# What is asked
Read through the data and report every line in which the word "move" occurs.

# Given data
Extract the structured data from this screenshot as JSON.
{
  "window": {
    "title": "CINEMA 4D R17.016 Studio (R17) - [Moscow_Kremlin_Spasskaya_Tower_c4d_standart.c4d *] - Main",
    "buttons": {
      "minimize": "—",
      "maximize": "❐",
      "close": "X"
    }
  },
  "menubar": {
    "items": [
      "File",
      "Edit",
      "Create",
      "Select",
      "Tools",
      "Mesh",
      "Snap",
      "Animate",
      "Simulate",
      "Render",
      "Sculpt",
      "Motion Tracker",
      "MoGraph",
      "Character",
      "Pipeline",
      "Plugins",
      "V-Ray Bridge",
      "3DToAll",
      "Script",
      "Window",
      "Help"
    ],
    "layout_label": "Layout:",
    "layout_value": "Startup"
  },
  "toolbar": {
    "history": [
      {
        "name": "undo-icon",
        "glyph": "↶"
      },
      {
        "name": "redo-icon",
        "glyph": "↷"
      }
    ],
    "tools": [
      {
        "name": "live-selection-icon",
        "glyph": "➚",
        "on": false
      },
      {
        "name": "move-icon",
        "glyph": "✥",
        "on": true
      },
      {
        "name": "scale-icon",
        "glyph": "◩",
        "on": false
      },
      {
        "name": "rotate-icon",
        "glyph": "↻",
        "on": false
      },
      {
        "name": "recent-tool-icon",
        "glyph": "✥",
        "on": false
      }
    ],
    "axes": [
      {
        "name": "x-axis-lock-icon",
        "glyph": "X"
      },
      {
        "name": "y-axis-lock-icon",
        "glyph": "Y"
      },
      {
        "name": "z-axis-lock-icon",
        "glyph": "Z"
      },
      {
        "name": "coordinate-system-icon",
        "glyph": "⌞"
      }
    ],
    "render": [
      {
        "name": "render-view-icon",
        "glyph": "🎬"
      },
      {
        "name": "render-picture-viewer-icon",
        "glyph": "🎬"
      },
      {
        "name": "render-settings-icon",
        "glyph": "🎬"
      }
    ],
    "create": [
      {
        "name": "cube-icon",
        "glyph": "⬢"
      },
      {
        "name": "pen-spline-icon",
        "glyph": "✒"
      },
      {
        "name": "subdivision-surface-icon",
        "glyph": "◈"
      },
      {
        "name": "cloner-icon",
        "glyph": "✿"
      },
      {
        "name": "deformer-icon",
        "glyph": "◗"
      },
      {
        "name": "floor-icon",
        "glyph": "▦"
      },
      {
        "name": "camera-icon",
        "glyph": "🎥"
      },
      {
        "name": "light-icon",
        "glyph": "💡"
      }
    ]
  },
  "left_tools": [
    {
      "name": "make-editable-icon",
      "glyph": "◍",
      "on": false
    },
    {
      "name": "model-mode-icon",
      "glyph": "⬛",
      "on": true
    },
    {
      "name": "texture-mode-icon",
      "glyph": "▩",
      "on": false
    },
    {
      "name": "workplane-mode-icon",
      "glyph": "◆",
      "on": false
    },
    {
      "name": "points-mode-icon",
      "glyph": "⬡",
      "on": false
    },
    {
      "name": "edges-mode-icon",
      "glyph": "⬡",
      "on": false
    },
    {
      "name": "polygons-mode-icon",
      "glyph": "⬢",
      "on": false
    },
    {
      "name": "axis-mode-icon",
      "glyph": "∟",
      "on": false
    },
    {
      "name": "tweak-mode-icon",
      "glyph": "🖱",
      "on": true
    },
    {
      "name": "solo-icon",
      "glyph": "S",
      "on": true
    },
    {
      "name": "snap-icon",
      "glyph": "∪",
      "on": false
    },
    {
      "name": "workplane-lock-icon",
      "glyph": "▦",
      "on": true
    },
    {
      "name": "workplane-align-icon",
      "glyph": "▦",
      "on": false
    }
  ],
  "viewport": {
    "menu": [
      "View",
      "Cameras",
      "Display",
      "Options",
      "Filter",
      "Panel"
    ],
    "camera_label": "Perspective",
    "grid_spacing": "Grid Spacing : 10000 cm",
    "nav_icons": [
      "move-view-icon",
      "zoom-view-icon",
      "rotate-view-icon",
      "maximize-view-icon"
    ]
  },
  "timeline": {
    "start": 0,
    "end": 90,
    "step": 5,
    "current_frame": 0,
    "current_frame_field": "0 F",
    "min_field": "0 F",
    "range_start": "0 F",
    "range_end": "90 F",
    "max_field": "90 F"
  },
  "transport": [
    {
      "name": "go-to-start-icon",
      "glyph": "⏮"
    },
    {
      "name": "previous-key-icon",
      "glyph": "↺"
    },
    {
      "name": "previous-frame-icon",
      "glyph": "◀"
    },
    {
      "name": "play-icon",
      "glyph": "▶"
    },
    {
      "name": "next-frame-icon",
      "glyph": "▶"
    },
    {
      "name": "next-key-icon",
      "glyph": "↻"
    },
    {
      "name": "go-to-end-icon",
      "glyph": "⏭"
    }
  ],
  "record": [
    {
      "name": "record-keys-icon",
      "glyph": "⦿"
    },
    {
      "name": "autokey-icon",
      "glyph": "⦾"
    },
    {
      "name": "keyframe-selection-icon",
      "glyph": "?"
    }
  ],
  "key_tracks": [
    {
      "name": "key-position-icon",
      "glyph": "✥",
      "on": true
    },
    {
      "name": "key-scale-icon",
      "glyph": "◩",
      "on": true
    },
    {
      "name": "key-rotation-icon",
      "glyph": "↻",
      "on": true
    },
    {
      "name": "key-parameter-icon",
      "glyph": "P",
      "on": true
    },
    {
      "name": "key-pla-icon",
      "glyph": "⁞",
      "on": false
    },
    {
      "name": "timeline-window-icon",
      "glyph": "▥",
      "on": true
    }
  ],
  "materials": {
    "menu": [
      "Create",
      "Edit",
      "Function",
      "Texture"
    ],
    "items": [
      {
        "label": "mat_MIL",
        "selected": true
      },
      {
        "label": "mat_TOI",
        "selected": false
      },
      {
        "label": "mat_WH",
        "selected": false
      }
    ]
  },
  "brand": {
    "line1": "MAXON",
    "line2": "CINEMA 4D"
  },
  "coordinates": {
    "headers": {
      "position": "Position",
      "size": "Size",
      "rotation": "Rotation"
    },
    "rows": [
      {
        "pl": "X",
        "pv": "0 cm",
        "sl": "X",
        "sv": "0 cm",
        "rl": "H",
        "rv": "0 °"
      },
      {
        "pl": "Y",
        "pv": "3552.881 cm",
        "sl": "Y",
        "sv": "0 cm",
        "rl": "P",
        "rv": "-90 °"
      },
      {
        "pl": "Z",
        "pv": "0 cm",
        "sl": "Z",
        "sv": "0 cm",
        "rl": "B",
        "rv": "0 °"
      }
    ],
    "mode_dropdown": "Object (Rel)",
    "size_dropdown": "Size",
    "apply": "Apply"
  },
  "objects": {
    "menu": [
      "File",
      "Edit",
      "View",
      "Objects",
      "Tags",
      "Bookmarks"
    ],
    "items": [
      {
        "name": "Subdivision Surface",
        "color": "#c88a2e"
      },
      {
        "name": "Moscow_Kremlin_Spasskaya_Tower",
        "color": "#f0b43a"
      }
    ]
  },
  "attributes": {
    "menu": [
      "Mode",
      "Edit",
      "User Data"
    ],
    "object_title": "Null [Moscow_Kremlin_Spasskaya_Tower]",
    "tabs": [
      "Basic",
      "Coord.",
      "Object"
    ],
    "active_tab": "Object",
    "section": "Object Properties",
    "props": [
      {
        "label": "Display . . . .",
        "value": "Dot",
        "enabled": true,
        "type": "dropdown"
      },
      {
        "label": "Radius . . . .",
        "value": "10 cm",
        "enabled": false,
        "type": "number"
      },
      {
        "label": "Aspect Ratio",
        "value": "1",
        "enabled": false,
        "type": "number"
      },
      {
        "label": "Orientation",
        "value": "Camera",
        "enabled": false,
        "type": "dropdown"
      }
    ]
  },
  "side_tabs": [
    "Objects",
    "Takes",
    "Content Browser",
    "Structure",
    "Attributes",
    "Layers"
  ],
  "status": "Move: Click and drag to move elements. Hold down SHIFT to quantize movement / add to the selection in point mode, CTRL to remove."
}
...
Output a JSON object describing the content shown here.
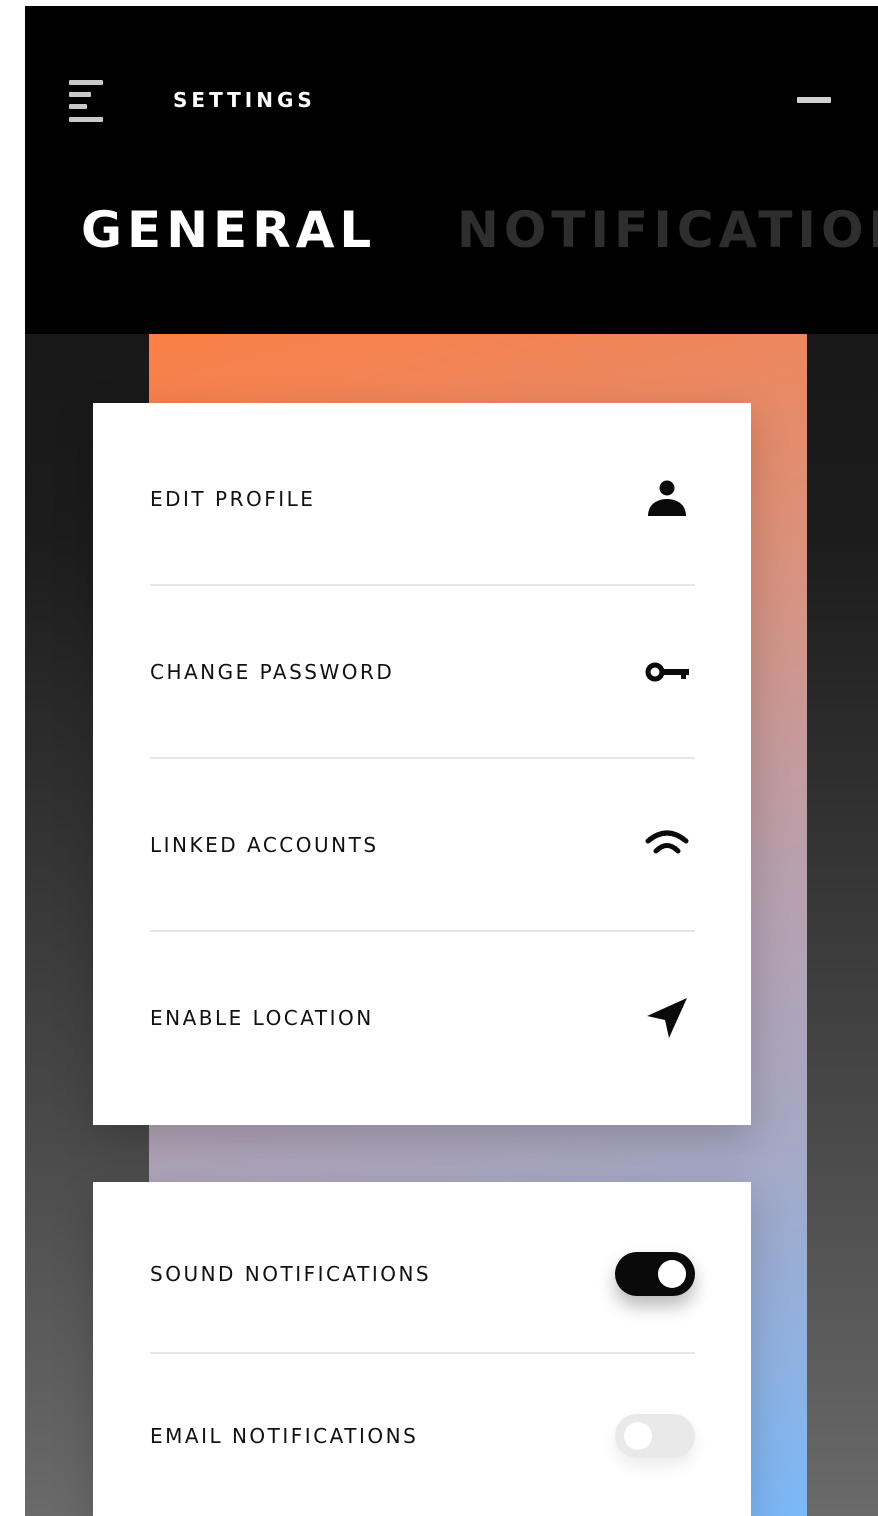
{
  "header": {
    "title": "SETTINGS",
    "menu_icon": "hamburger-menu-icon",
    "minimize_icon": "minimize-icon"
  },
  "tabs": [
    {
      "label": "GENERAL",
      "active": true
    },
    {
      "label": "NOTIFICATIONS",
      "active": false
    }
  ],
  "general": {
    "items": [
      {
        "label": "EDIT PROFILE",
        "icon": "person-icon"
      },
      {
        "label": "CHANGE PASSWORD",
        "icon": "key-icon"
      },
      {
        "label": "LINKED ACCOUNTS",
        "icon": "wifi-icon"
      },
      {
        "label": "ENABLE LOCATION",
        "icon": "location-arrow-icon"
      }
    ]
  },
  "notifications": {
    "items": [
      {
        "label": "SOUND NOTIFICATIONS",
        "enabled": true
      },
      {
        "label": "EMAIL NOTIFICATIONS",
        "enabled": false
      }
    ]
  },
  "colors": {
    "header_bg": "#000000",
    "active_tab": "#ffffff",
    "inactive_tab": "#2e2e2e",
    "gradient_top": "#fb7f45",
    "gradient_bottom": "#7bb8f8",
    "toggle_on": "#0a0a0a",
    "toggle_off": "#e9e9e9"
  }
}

# Exercise response
        "name": "move-icon",
      "move-view-icon",
  "status": "Move: Click and drag to move elements. Hold down SHIFT to quantize movement / add to the selection in point mode, CTRL to remove."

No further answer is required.